Extrait>
La sensibilité des black catholics est particulièrement proche de documents conciliaires comme Gaudium et spes, car bien avant le Concile, nous sentions et nous pratiquions le devoir de l’Église de s’ouvrir au monde; nous avons toujours invité les autres à faire partie de l’Église. Mes amis protestants, par exemple, m’invitent continuellement à participer à leurs fonctions religieuses, et il m’arrive d’accepter. Lorsque j’étais enfant, je sentais la pression d’un quartier “œcuménique” où il y avait deux églises protestantes, l’une presbytérienne à l’est et l’autre baptiste à l’ouest, et deux églises catholiques, l’une au nord et l’autre au sud. Cela me pesait de devoir marcher plus longtemps que mes camarades de classe pour aller à la messe. En plus, je ne comprenais pas pourquoi certains catholiques se conduisaient de manière bien peu chrétienne alors que certains protestants étaient “très” chrétiens, et j’avais aussi du mal à comprendre l’interprétation dominante de l’extra Ecclesiam nulla salus. Grâce à Dieu, les choses ont bien changé depuis.
Un autre texte qui est fondamental pour nous, black catholics, c’est La justice dans le monde, un document du Synode mondial des évêques de 1971. Mon cœur a bondi d’allégresse quand j’y ai lu qu’«agir pour la justice et participer à la transformation du monde nous apparaît clairement comme dimension constitutive de la prédication de l’Évangile, de la mission de l’Église pour la rédemption du genre humain et pour la libération de toute situation oppressive». Nous qui avons grandi en tant que gens de couleur, nous avons appris ce que veut dire la marginalisation et l’humiliation. Même si notre identité ne se définit pas seulement par ces deux aspects, nous étions parfaitement conscients du fait que nous ne représentions pas grand-chose pour les groupes culturels dominants. Et lorsque l’Église recommence à enseigner que la justice est un élément fondamental de l’Évangile, nous sommes réconfortés de savoir qu’une l’Église qui ne recherche pas la justice n’est pas la véritable Église. En tant qu’Église missionnaire, nous considérons qu’évangélisation et justice sociale sont nos deux piliers.
La vie nous intéresse: comme tous les fidèles catholiques, nous sommes absolument contraires à l’avortement et nous le sommes de manière active. Il ne faut pas oublier qu’aux États-Unis, la plupart des avortements frappent des enfants afro-américains.
Je voudrais aussi aborder la question de l’homosexualité. La communauté noire n’a jamais marginalisé les homosexuels. L’Église nous a enseigné que la pratique de l’homosexualité est un péché, et même si c’est ce qui nous a été dit depuis notre enfance, nous n’avons jamais perdu de vue la dimension humaine de la question. Les jeunes homosexuels que nous fréquentions étaient les bienvenus; chacun participait tranquillement à la vie de la communauté, qu’il soit homosexuel ou hétérosexuel. Et je crois que c’est exactement ce que nous dit la doctrine de l’Église.

Relevés de l'emplacement des éléments:
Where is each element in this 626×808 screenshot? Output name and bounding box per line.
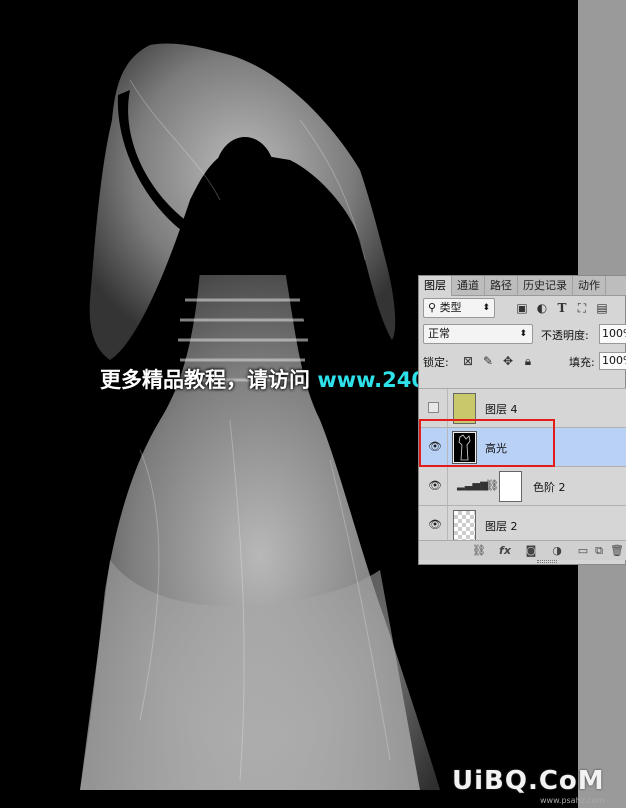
- fill-label: 填充:: [569, 356, 595, 369]
- lock-position-move-icon[interactable]: ✥: [501, 354, 515, 368]
- divider: [447, 467, 448, 506]
- filter-shape-icon[interactable]: ⛶: [575, 301, 589, 315]
- filter-pixel-icon[interactable]: ▣: [515, 301, 529, 315]
- fx-icon[interactable]: fx: [497, 544, 513, 558]
- levels-adjustment-icon: ▂▃▅▆: [457, 480, 488, 491]
- layer-mask-thumbnail: [499, 471, 522, 502]
- lock-all-icon[interactable]: 🔒︎: [521, 354, 535, 368]
- panel-tabs: 图层 通道 路径 历史记录 动作: [419, 276, 626, 296]
- layer-name[interactable]: 色阶 2: [533, 479, 566, 495]
- blend-row: 正常 ⬍ 不透明度: 100%: [423, 324, 626, 346]
- layers-panel: 图层 通道 路径 历史记录 动作 ⚲ 类型 ⬍ ▣ ◐ T ⛶ ▤ 正常 ⬍ 不…: [418, 275, 626, 565]
- blend-mode-select[interactable]: 正常 ⬍: [423, 324, 533, 344]
- tab-actions[interactable]: 动作: [573, 276, 606, 296]
- fill-input[interactable]: 100%: [599, 352, 626, 370]
- divider: [447, 428, 448, 467]
- blend-mode-value: 正常: [428, 327, 450, 340]
- eye-icon[interactable]: 👁︎: [428, 480, 442, 491]
- layer-thumbnail: [453, 510, 476, 541]
- brand-sub-url: www.psahz.com: [540, 796, 605, 805]
- layer-name[interactable]: 图层 4: [485, 401, 518, 417]
- tab-layers[interactable]: 图层: [419, 276, 452, 296]
- layer-name[interactable]: 高光: [485, 440, 507, 456]
- delete-trash-icon[interactable]: 🗑︎: [609, 544, 625, 558]
- lock-label: 锁定:: [423, 356, 449, 369]
- layer-filter-row: ⚲ 类型 ⬍ ▣ ◐ T ⛶ ▤: [423, 298, 625, 320]
- opacity-input[interactable]: 100%: [599, 324, 626, 344]
- lock-row: 锁定: ⊠ ✎ ✥ 🔒︎ 填充: 100%: [423, 352, 626, 372]
- link-layers-icon[interactable]: ⛓: [471, 544, 487, 558]
- resize-grip[interactable]: [537, 560, 557, 563]
- filter-adjustment-icon[interactable]: ◐: [535, 301, 549, 315]
- layer-row-levels-2[interactable]: 👁︎ ▂▃▅▆ ⛓ 色阶 2: [419, 467, 626, 506]
- filter-smart-object-icon[interactable]: ▤: [595, 301, 609, 315]
- layer-name[interactable]: 图层 2: [485, 518, 518, 534]
- eye-icon[interactable]: 👁︎: [428, 441, 442, 452]
- opacity-label: 不透明度:: [541, 329, 589, 342]
- visibility-toggle-off[interactable]: [428, 402, 439, 413]
- lock-transparent-icon[interactable]: ⊠: [461, 354, 475, 368]
- panel-bottom-toolbar: ⛓ fx ◙ ◑ ▭ ⧉ 🗑︎: [419, 540, 626, 560]
- new-layer-icon[interactable]: ⧉: [591, 544, 607, 558]
- link-chain-icon[interactable]: ⛓: [485, 479, 499, 492]
- silhouette-thumb-icon: [458, 434, 471, 461]
- lock-paint-brush-icon[interactable]: ✎: [481, 354, 495, 368]
- dropdown-arrow-icon: ⬍: [482, 303, 490, 313]
- new-group-folder-icon[interactable]: ▭: [575, 544, 591, 558]
- layer-list: 图层 4 👁︎ 高光 👁︎ ▂▃▅▆ ⛓ 色阶 2 👁︎ 图层 2: [419, 388, 626, 545]
- layer-thumbnail: [453, 393, 476, 424]
- filter-type-icon[interactable]: T: [555, 301, 569, 315]
- tab-paths[interactable]: 路径: [485, 276, 518, 296]
- layer-row-layer-4[interactable]: 图层 4: [419, 389, 626, 428]
- watermark-prefix: 更多精品教程，请访问: [100, 368, 318, 392]
- brand-logo: UiBQ.CoM: [452, 766, 605, 796]
- tab-history[interactable]: 历史记录: [518, 276, 573, 296]
- tab-channels[interactable]: 通道: [452, 276, 485, 296]
- new-adjustment-icon[interactable]: ◑: [549, 544, 565, 558]
- search-icon: ⚲: [428, 301, 440, 314]
- add-mask-icon[interactable]: ◙: [523, 544, 539, 558]
- filter-label: 类型: [439, 301, 462, 314]
- layer-thumbnail: [453, 432, 476, 463]
- dropdown-arrow-icon: ⬍: [519, 329, 527, 339]
- layer-row-highlight[interactable]: 👁︎ 高光: [419, 428, 626, 467]
- divider: [447, 389, 448, 428]
- layer-filter-select[interactable]: ⚲ 类型 ⬍: [423, 298, 495, 318]
- eye-icon[interactable]: 👁︎: [428, 519, 442, 530]
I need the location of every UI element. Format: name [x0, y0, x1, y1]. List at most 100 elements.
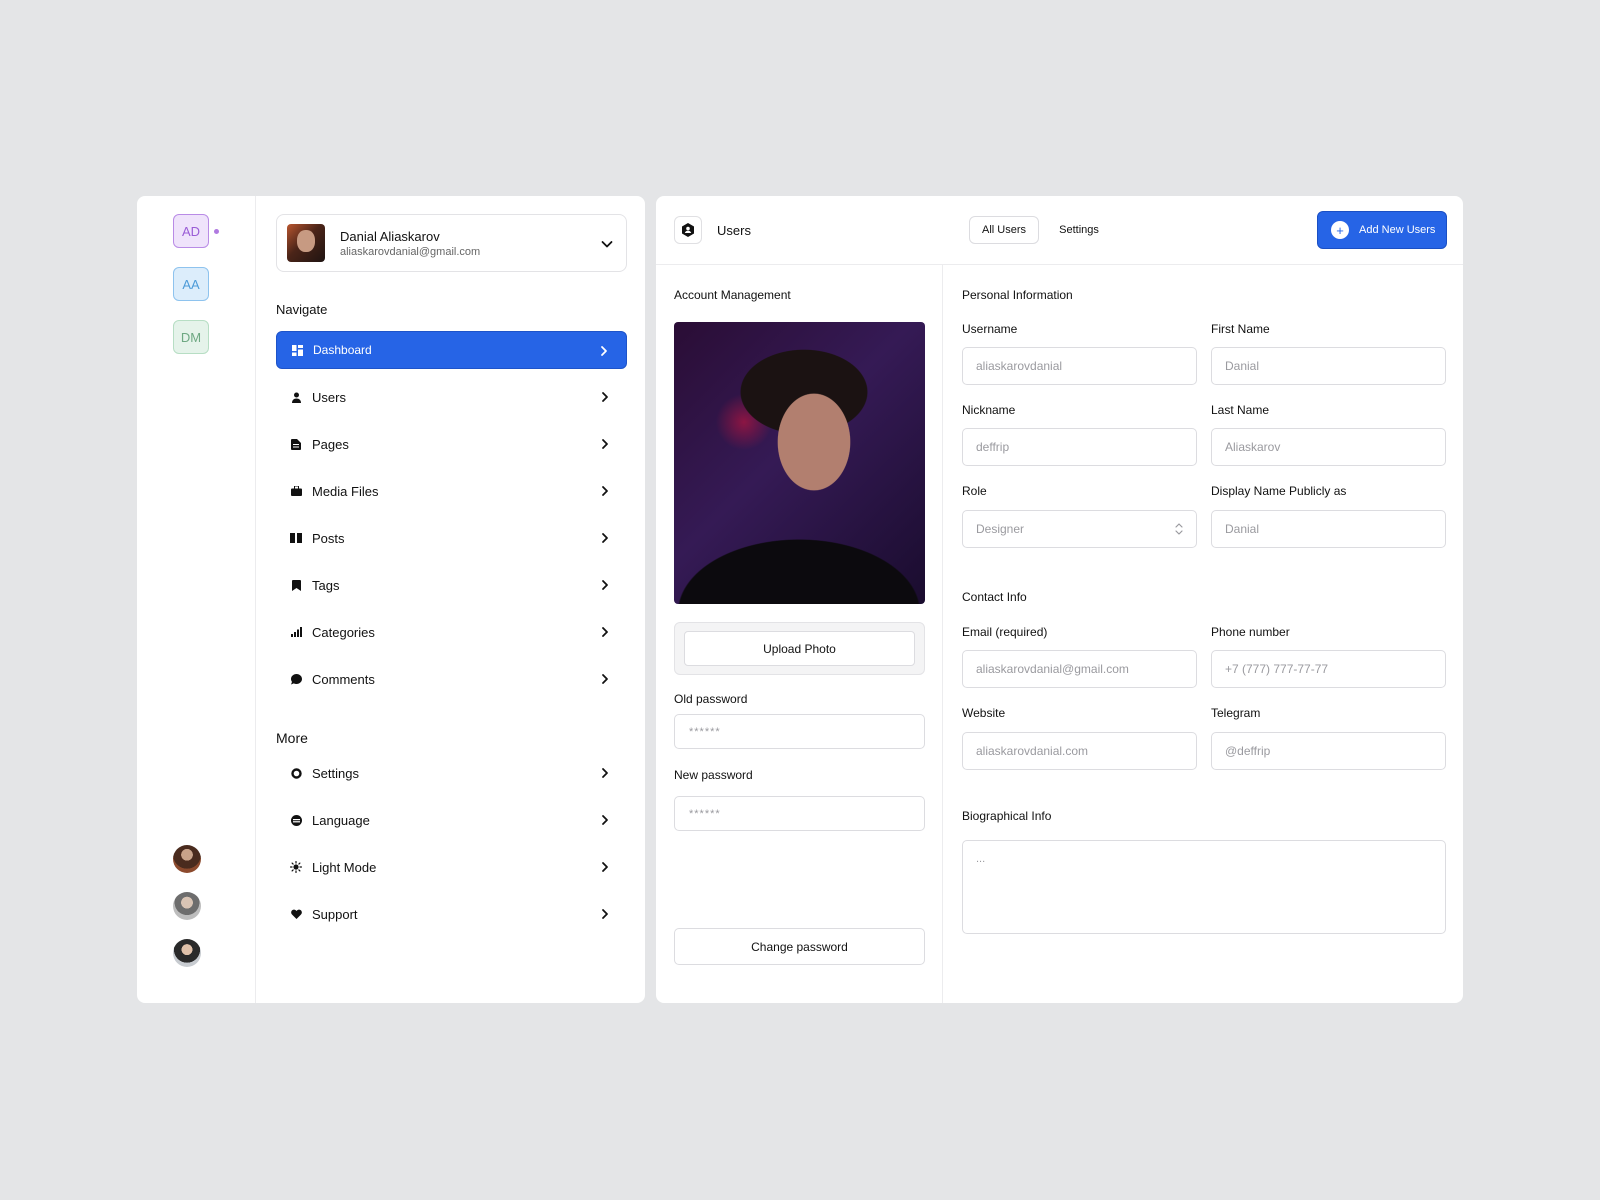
telegram-input[interactable]: @deffrip — [1211, 732, 1446, 770]
nav-item-comments[interactable]: Comments — [276, 660, 627, 698]
last-name-label: Last Name — [1211, 403, 1270, 417]
nav-item-dashboard[interactable]: Dashboard — [276, 331, 627, 369]
bar-chart-icon — [290, 626, 302, 638]
profile-switcher[interactable]: Danial Aliaskarov aliaskarovdanial@gmail… — [276, 214, 627, 272]
display-name-input[interactable]: Danial — [1211, 510, 1446, 548]
workspace-ad[interactable]: AD — [173, 214, 209, 248]
nav-item-label: Language — [312, 812, 370, 828]
personal-information-heading: Personal Information — [962, 288, 1073, 302]
chevron-right-icon — [602, 815, 608, 825]
display-name-label: Display Name Publicly as — [1211, 484, 1347, 498]
profile-email: aliaskarovdanial@gmail.com — [340, 245, 481, 258]
nav-item-label: Tags — [312, 577, 340, 593]
old-password-label: Old password — [674, 692, 748, 706]
users-badge-icon — [674, 216, 702, 244]
role-select[interactable]: Designer — [962, 510, 1197, 548]
plus-icon: + — [1331, 221, 1349, 239]
book-icon — [290, 532, 302, 544]
new-password-field[interactable]: ****** — [674, 796, 925, 831]
chevron-right-icon — [602, 909, 608, 919]
workspace-aa[interactable]: AA — [173, 267, 209, 301]
profile-photo — [674, 322, 925, 604]
globe-icon — [290, 814, 302, 826]
gear-icon — [290, 767, 302, 779]
telegram-label: Telegram — [1211, 706, 1261, 720]
nav-item-light-mode[interactable]: Light Mode — [276, 848, 627, 886]
nav-item-pages[interactable]: Pages — [276, 425, 627, 463]
chevron-right-icon — [602, 533, 608, 543]
chevron-right-icon — [602, 439, 608, 449]
chevron-right-icon — [602, 486, 608, 496]
upload-photo-button[interactable]: Upload Photo — [684, 631, 915, 666]
nav-item-tags[interactable]: Tags — [276, 566, 627, 604]
page-title: Users — [717, 223, 751, 238]
page-icon — [290, 438, 302, 450]
active-workspace-dot — [214, 229, 219, 234]
avatar[interactable] — [173, 845, 201, 873]
briefcase-icon — [290, 485, 302, 497]
nav-item-categories[interactable]: Categories — [276, 613, 627, 651]
chevron-right-icon — [602, 580, 608, 590]
upload-photo-area: Upload Photo — [674, 622, 925, 675]
avatar[interactable] — [173, 939, 201, 967]
navigation-panel: Danial Aliaskarov aliaskarovdanial@gmail… — [276, 214, 627, 942]
nav-item-label: Posts — [312, 530, 345, 546]
nav-item-label: Media Files — [312, 483, 379, 499]
nav-item-label: Support — [312, 906, 358, 922]
nav-item-label: Users — [312, 389, 346, 405]
workspace-rail: AD AA DM — [137, 196, 256, 1003]
nickname-input[interactable]: deffrip — [962, 428, 1197, 466]
new-password-label: New password — [674, 768, 753, 782]
account-management-panel: Account Management Upload Photo Old pass… — [656, 265, 943, 1003]
nav-item-label: Settings — [312, 765, 359, 781]
chevron-right-icon — [601, 346, 607, 356]
sun-icon — [290, 861, 302, 873]
nav-item-media-files[interactable]: Media Files — [276, 472, 627, 510]
old-password-field[interactable]: ****** — [674, 714, 925, 749]
tab-all-users[interactable]: All Users — [969, 216, 1039, 244]
phone-label: Phone number — [1211, 625, 1290, 639]
contact-info-heading: Contact Info — [962, 590, 1027, 604]
nav-item-posts[interactable]: Posts — [276, 519, 627, 557]
tab-settings[interactable]: Settings — [1050, 216, 1108, 244]
personal-information-panel: Personal Information Username aliaskarov… — [944, 265, 1463, 1003]
nav-item-label: Pages — [312, 436, 349, 452]
account-management-heading: Account Management — [674, 288, 791, 302]
add-new-users-button[interactable]: + Add New Users — [1317, 211, 1447, 249]
profile-avatar — [287, 224, 325, 262]
first-name-input[interactable]: Danial — [1211, 347, 1446, 385]
workspace-dm[interactable]: DM — [173, 320, 209, 354]
email-label: Email (required) — [962, 625, 1048, 639]
heart-icon — [290, 908, 302, 920]
chat-bubble-icon — [290, 673, 302, 685]
avatar[interactable] — [173, 892, 201, 920]
phone-input[interactable]: +7 (777) 777-77-77 — [1211, 650, 1446, 688]
email-input[interactable]: aliaskarovdanial@gmail.com — [962, 650, 1197, 688]
nav-item-language[interactable]: Language — [276, 801, 627, 839]
chevron-right-icon — [602, 674, 608, 684]
nav-item-users[interactable]: Users — [276, 378, 627, 416]
bio-textarea[interactable]: ... — [962, 840, 1446, 934]
sidebar-card: AD AA DM Danial Aliaskarov aliaskarovdan… — [137, 196, 645, 1003]
chevron-right-icon — [602, 627, 608, 637]
nav-item-label: Light Mode — [312, 859, 377, 875]
website-input[interactable]: aliaskarovdanial.com — [962, 732, 1197, 770]
last-name-input[interactable]: Aliaskarov — [1211, 428, 1446, 466]
nav-item-support[interactable]: Support — [276, 895, 627, 933]
username-input[interactable]: aliaskarovdanial — [962, 347, 1197, 385]
chevron-right-icon — [602, 862, 608, 872]
users-card: Users All Users Settings + Add New Users… — [656, 196, 1463, 1003]
nav-item-label: Categories — [312, 624, 375, 640]
navigate-heading: Navigate — [276, 302, 328, 317]
chevron-right-icon — [602, 392, 608, 402]
nickname-label: Nickname — [962, 403, 1016, 417]
nav-item-settings[interactable]: Settings — [276, 754, 627, 792]
change-password-button[interactable]: Change password — [674, 928, 925, 965]
chevron-down-icon[interactable] — [600, 237, 614, 251]
select-arrows-icon — [1175, 523, 1183, 535]
nav-item-label: Dashboard — [313, 343, 372, 357]
bookmark-icon — [290, 579, 302, 591]
username-label: Username — [962, 322, 1018, 336]
profile-name: Danial Aliaskarov — [340, 228, 440, 244]
biographical-info-heading: Biographical Info — [962, 809, 1052, 823]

Travail demandé>
1 – Répondez aux questions suivantes d'après l'extrait ci-dessus.
(a) Quelles églises protestantes se trouvaient dans le quartier d'enfance évoqué, et de quel côté ?
(b) En quelle année s'est tenu le Synode mondial des évêques qui a produit La justice dans le monde ?
(c) Quels sont les deux piliers d'une Église missionnaire selon l'extrait ?
2 – Recopiez sans rien changer le passage de l'extrait qui va de « Je voudrais aussi » jusqu'à « doctrine de l’Église. » inclus.

Corrigé>
1 –
(a) Une église presbytérienne à l'est et une église baptiste à l'ouest.
(b) En 1971.
(c) L'évangélisation et la justice sociale.

2 –
Je voudrais aussi aborder la question de l’homosexualité. La communauté noire n’a jamais marginalisé les homosexuels. L’Église nous a enseigné que la pratique de l’homosexualité est un péché, et même si c’est ce qui nous a été dit depuis notre enfance, nous n’avons jamais perdu de vue la dimension humaine de la question. Les jeunes homosexuels que nous fréquentions étaient les bienvenus; chacun participait tranquillement à la vie de la communauté, qu’il soit homosexuel ou hétérosexuel. Et je crois que c’est exactement ce que nous dit la doctrine de l’Église.